_What you should do_.
Continue the reading text about the swollen legs that healed during a trip to Mandawa, starting after its last sentence.

_Reading text_.
BEGIN

No one said anything in the car for a long time. Then we arrived in Mandawa and we all started talking at once, feeling thirsty, wanting fruit, and eager to walk around. At one point I stumbled and my legs felt weak for a moment, yet also energized. My stomach area also felt energized, similar to the way I feel after an acupuncture session. Munindra smiled and said, “things are moving.”

I hesitated to lift my skirt and look at my legs for the rest of the day. Fearful that they were worse, the same...or completely better. Finally that evening as I got ready for bed I took a deep breath and looked down at my legs. The swelling had vanished. That night I had a deep, dreamless sleep. And for the rest of my 17-day trip, my legs were perfectly fine and returned to their normal size and vitality.

Back home again, I was eager to share this story with my doctor. He listened with interest and respect, then shared a story of his own. His teenage son had a long-time skin problem with his hands. No amount of medication or therapy helped. While the family was on vacation, they stayed in a village where locals told them of an old woman who knew cures. By chance, the doctor and the boy met this woman while hiking. She talked to his son and held his hands as they spoke, then gave him some leaves of a plant to rub on his hands. “The next day the skin on my son’s hands was clear and healthy, something that I could not do!” said my doctor, shaking his head.

END

Page segmentation data
BEGIN

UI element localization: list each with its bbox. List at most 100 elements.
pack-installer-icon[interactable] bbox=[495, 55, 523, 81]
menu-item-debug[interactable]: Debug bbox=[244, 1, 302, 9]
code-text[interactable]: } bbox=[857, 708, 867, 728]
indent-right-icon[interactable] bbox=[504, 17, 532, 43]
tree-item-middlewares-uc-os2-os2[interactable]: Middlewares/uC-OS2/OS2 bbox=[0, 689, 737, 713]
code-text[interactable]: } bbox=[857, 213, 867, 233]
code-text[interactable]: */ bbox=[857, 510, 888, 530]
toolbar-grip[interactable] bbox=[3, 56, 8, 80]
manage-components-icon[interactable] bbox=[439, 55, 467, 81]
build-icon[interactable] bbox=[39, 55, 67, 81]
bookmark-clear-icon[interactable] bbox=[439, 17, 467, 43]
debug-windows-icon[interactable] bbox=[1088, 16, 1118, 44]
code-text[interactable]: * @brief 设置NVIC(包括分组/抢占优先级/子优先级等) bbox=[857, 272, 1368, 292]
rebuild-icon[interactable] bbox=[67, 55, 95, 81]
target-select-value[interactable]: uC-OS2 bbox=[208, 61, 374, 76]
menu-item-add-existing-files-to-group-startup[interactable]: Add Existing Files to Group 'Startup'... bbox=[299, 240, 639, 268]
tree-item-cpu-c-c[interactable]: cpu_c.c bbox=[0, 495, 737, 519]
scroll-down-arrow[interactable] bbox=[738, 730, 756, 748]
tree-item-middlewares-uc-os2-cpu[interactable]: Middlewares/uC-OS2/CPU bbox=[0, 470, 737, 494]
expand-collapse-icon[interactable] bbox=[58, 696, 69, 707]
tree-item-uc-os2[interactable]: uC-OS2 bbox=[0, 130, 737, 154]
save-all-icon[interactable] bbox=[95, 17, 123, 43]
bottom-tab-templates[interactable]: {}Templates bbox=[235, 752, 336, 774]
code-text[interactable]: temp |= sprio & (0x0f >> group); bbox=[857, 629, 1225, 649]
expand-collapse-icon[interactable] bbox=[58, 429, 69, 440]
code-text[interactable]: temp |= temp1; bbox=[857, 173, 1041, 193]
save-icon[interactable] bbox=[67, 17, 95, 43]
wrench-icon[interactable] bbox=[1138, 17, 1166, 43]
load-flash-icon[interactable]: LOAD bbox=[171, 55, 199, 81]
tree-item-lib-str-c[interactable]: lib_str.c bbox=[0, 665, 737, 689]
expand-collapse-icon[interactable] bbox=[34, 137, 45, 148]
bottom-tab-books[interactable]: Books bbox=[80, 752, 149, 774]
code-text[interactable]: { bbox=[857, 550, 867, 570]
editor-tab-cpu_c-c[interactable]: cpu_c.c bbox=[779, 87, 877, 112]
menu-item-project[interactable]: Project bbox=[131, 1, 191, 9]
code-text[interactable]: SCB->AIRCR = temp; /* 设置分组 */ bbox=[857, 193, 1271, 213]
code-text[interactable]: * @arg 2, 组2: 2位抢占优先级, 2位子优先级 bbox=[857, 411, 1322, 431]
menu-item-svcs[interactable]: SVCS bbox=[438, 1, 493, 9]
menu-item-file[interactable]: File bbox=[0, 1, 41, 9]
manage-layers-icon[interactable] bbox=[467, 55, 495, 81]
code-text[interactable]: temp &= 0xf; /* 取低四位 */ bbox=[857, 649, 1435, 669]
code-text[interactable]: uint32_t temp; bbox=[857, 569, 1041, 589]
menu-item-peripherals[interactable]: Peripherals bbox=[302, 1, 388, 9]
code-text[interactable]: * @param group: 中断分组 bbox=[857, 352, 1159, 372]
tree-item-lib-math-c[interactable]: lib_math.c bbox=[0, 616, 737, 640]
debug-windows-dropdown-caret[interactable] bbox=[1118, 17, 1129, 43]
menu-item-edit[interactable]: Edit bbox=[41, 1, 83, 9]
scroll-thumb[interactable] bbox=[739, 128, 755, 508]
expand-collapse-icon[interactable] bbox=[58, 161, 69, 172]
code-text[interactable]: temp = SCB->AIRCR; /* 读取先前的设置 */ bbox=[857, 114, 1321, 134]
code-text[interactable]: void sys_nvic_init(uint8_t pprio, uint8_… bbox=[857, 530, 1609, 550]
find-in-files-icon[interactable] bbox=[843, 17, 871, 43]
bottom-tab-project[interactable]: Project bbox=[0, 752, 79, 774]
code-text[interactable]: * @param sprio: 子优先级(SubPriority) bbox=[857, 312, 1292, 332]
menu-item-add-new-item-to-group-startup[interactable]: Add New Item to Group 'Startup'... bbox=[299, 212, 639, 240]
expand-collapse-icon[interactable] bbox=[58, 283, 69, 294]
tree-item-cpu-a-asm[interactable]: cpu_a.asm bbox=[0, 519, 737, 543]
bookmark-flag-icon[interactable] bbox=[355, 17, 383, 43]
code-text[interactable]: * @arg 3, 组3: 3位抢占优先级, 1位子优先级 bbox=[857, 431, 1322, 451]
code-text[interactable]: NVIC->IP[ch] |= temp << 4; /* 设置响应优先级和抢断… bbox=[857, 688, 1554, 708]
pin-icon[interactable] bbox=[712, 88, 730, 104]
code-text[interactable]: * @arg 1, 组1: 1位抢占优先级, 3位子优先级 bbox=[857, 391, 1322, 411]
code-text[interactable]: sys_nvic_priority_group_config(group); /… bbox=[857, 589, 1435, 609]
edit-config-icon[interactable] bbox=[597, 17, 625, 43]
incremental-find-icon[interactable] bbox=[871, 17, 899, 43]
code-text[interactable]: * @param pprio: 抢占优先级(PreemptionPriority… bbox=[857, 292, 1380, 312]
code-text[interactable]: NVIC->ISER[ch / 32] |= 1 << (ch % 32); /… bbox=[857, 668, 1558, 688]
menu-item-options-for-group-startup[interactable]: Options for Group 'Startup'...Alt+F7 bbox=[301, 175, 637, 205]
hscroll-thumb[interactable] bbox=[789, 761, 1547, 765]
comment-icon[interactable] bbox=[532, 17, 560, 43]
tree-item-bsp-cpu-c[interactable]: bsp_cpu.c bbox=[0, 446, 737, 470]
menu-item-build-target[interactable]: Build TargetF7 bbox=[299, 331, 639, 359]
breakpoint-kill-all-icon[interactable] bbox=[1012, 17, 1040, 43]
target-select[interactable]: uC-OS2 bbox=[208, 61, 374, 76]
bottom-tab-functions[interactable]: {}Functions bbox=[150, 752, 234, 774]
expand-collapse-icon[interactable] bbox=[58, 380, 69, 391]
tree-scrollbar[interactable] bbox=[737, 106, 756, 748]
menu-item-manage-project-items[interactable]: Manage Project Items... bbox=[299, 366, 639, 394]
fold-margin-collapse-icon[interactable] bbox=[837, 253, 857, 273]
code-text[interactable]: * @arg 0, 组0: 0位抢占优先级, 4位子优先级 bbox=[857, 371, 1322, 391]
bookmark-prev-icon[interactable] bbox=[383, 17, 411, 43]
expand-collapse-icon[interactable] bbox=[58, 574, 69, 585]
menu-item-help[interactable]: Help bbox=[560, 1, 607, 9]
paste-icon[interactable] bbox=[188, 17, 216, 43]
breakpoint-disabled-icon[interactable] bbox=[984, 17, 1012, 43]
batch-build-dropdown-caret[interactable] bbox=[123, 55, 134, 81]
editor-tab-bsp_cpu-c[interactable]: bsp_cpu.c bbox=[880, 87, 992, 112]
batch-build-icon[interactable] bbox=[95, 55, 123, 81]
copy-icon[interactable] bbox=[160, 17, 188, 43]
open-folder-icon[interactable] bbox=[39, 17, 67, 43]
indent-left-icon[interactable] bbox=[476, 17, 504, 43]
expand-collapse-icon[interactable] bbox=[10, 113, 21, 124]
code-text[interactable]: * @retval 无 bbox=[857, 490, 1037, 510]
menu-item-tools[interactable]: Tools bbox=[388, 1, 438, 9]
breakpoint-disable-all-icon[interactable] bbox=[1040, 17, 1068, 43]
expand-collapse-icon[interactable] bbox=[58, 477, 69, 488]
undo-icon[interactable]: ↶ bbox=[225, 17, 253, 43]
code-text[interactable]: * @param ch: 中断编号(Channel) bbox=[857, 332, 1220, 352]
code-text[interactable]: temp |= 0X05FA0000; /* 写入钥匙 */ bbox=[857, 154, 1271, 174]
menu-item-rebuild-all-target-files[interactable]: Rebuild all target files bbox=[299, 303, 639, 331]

END

_Result of this exercise_.
I write this text, sitting at my desk in France and miles from India. I think of the holy man, sitting silently in the shade of the eucalyptus trees and tending the sacred fire. I imagine Munindra and his smile when he saw that my legs were better. I walk over to the shelf in my office and pick up the small paper packet of ashes and I hold it tightly in my hand. Some things cannot be easily explained.

Thursday, January 1, 2009

Cold days, warm hearts

So what did I do on Christmas? I joined my husband's family for a big dinner – 19 of us in total. The young people did a great job of decorating the table and serving the food. My father-in-law (previously described in "Smooth Stones, Shiny Stones") remains in a mental cocoon of Alzheimer's, but he was affectionately cared for by all of us and seemed to be happy. After dinner when the group played a game together, Pierre walked around the table, watching us. He was like a friendly silent planet, circling the sun of family warmth and activity. The two youngest members of the family, aged 2 and 8 months, were the center of loving attention too.

I have two special memories from this holiday time. One afternoon while I was staying with my in-laws, I felt very tired from all the celebration took a short siesta. When I woke up, my mother-in-law Jeannine was sitting on the bed, smiling at me. She gently touched my face and asked if I was OK. She was concerned, because in France, to say you are fatigué (tired) can also mean that you are depressed. What we said was not important, for me it was her motherly warmth and caring that touched my heart. This gentle woman made me happy, made me cry, and made me feel loved.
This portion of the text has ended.